• _Yazılı alıştırma 1_
Kayıtların başından "label-gabon: Gabon $55.27K: [449, 773, 533, 811]" içeren satıra kadar uzanan bölümü, iki ucu da dahil olmak üzere, her satır bir dize olacak biçimde JSON listesine dönüştürün. Boş satırları listeye almayın.

• _Belge alıntısı_
===============

Dolayısıyla memleketin şaftını kaydıran sorunu da buralarda aramak lazım. Doğal olarak çözümü de. Emek kendini güvenceye alamazsa eğer, ‘ucuz ırgat pazarı’ kültürel, sosyal, siyasal bütün ağırlığıyla beraber ülkenin üzerine çöküp uzun yıllar sürecek bir kadere dönüşecek çünkü.
***
24 yıl önceki bir yazıyla açtık, 122 yıl önceki bir tiyatro oyunuyla kapatalım:
Rus yazar Maksim Gorki, binlerce işçi ve köylüyü sersefil bırakan 19. yüzyılın sonlarında patlak veren ekonomik krize bakarken, gündelik yaşamın çürümesinin, toplumun farklı kesimlerinin birbirine karşı büyüyen kininin, boşvermişliğin, umutsuzluğun altında yatan esas sebebin emeğin değersizleşmesi olduğunu görmüştü. 1901’de yazdığı Ayaktakımı Arasında adlı tiyatro oyununda, işsiz kamış ve bir mağarayı andıran döküntü bir binaya sıkışmış avare insanları anlatır. Hala emek harcayarak ayakta kalacağına inanan Klesç ile serkeşlikle çalışmak arasında bir fark kalmadığını düşünen Pepel ve Satin arasındaki diyaloglar, emeğin değersizleşmesinin yarattığı çöküntünün gündelik yaşamdaki tezahürünü gösterir:
Satin: Vay be! Şu dünyada hırsızlardan iyisi yok yemin ederim.

===============

• _Verilen malzeme_

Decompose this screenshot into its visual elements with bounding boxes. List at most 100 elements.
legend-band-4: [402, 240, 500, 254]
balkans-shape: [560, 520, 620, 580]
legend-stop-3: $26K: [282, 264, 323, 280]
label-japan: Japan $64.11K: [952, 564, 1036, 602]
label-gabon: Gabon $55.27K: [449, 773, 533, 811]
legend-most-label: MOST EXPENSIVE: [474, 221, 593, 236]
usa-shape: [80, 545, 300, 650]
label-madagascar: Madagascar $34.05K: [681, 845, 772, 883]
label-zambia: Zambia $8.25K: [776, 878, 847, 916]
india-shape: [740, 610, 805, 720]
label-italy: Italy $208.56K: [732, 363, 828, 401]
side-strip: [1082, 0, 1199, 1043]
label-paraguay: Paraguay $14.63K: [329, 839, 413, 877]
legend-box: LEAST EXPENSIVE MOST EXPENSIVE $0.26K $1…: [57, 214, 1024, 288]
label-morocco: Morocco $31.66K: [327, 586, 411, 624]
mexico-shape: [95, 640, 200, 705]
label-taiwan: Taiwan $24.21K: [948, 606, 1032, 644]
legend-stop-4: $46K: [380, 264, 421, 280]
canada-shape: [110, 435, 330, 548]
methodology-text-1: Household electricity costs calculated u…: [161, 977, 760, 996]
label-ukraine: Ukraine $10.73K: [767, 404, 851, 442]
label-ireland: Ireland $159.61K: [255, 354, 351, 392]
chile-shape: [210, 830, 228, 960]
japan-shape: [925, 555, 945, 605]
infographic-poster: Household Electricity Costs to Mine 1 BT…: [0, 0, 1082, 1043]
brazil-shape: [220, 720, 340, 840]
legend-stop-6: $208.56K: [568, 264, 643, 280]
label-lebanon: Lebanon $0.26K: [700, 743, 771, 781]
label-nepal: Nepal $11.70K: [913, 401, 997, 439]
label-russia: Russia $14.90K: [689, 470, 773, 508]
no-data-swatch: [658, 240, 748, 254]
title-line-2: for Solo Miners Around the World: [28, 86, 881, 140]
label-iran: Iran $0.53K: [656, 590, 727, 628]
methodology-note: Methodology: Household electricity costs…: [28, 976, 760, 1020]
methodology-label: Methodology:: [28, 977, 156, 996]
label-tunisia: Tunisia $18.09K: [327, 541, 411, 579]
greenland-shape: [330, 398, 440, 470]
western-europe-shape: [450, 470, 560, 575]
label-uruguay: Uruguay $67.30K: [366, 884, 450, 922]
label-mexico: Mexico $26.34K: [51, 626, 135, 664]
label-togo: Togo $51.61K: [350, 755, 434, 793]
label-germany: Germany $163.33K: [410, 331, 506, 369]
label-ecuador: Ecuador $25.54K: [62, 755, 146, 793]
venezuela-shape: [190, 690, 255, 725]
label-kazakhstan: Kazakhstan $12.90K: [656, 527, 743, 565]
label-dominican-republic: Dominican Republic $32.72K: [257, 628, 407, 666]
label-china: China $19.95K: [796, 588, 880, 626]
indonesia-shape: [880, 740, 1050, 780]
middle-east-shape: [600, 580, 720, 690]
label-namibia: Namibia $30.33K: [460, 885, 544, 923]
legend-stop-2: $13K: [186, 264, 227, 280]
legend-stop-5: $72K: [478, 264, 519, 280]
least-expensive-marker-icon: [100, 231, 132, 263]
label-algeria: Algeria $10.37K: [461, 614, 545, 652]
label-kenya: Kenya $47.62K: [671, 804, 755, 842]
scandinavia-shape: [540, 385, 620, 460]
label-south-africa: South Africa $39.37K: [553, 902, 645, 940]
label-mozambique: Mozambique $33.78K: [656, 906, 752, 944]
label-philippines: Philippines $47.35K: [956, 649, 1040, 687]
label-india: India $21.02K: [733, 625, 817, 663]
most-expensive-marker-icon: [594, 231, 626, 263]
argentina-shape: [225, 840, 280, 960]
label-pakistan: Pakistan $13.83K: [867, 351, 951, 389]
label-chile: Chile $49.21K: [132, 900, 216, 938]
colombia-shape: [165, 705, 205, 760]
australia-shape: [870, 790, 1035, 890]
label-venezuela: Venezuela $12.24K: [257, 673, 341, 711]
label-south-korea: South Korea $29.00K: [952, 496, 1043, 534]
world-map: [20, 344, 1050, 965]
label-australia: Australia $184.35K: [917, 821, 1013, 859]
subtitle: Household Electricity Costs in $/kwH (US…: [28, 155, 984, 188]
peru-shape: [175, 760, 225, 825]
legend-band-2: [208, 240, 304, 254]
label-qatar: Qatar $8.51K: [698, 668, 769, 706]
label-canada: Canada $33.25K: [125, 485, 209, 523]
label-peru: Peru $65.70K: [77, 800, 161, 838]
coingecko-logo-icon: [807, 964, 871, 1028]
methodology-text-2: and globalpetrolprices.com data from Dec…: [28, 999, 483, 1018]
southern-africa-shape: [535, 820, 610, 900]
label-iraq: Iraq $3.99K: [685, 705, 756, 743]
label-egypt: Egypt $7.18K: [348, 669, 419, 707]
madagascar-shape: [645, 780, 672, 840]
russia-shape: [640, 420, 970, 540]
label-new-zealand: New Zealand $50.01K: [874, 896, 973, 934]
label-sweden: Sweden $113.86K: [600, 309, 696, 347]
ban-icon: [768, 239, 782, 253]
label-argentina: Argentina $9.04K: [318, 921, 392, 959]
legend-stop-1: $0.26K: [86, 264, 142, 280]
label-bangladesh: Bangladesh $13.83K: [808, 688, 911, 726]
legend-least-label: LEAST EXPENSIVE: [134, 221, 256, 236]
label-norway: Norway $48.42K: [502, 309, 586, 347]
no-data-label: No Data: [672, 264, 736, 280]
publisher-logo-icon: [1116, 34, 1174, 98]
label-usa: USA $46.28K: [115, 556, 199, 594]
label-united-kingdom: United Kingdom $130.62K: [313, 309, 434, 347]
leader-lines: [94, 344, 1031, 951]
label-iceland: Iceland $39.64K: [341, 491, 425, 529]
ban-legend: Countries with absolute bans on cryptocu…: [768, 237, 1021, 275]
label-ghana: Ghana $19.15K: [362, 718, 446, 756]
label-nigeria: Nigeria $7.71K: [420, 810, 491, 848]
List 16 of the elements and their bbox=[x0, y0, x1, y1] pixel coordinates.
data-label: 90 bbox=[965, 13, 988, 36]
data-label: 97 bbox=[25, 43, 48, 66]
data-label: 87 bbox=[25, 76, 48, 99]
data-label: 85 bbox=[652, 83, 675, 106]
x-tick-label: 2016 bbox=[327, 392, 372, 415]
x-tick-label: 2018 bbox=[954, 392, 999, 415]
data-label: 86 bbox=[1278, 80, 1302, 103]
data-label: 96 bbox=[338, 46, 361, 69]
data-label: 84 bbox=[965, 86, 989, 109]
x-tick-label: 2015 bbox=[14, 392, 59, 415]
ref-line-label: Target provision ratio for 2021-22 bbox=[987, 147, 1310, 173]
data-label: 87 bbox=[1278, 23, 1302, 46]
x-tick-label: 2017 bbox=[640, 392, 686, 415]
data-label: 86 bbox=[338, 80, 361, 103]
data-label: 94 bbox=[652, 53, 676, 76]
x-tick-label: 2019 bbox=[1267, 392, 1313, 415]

===============

• _Yazılı alıştırma 2_
Belge alıntısına göre Maksim Gorki, gündelik yaşamın çürümesinin altında yatan esas sebebin ne olduğunu görmüştü?

• _Alıştırma sonucu 1_
[
  "Decompose this screenshot into its visual elements with bounding boxes. List at most 100 elements.",
  "legend-band-4: [402, 240, 500, 254]",
  "balkans-shape: [560, 520, 620, 580]",
  "legend-stop-3: $26K: [282, 264, 323, 280]",
  "label-japan: Japan $64.11K: [952, 564, 1036, 602]",
  "label-gabon: Gabon $55.27K: [449, 773, 533, 811]"
]

• _Alıştırma sonucu 2_
Emeğin değersizleşmesi.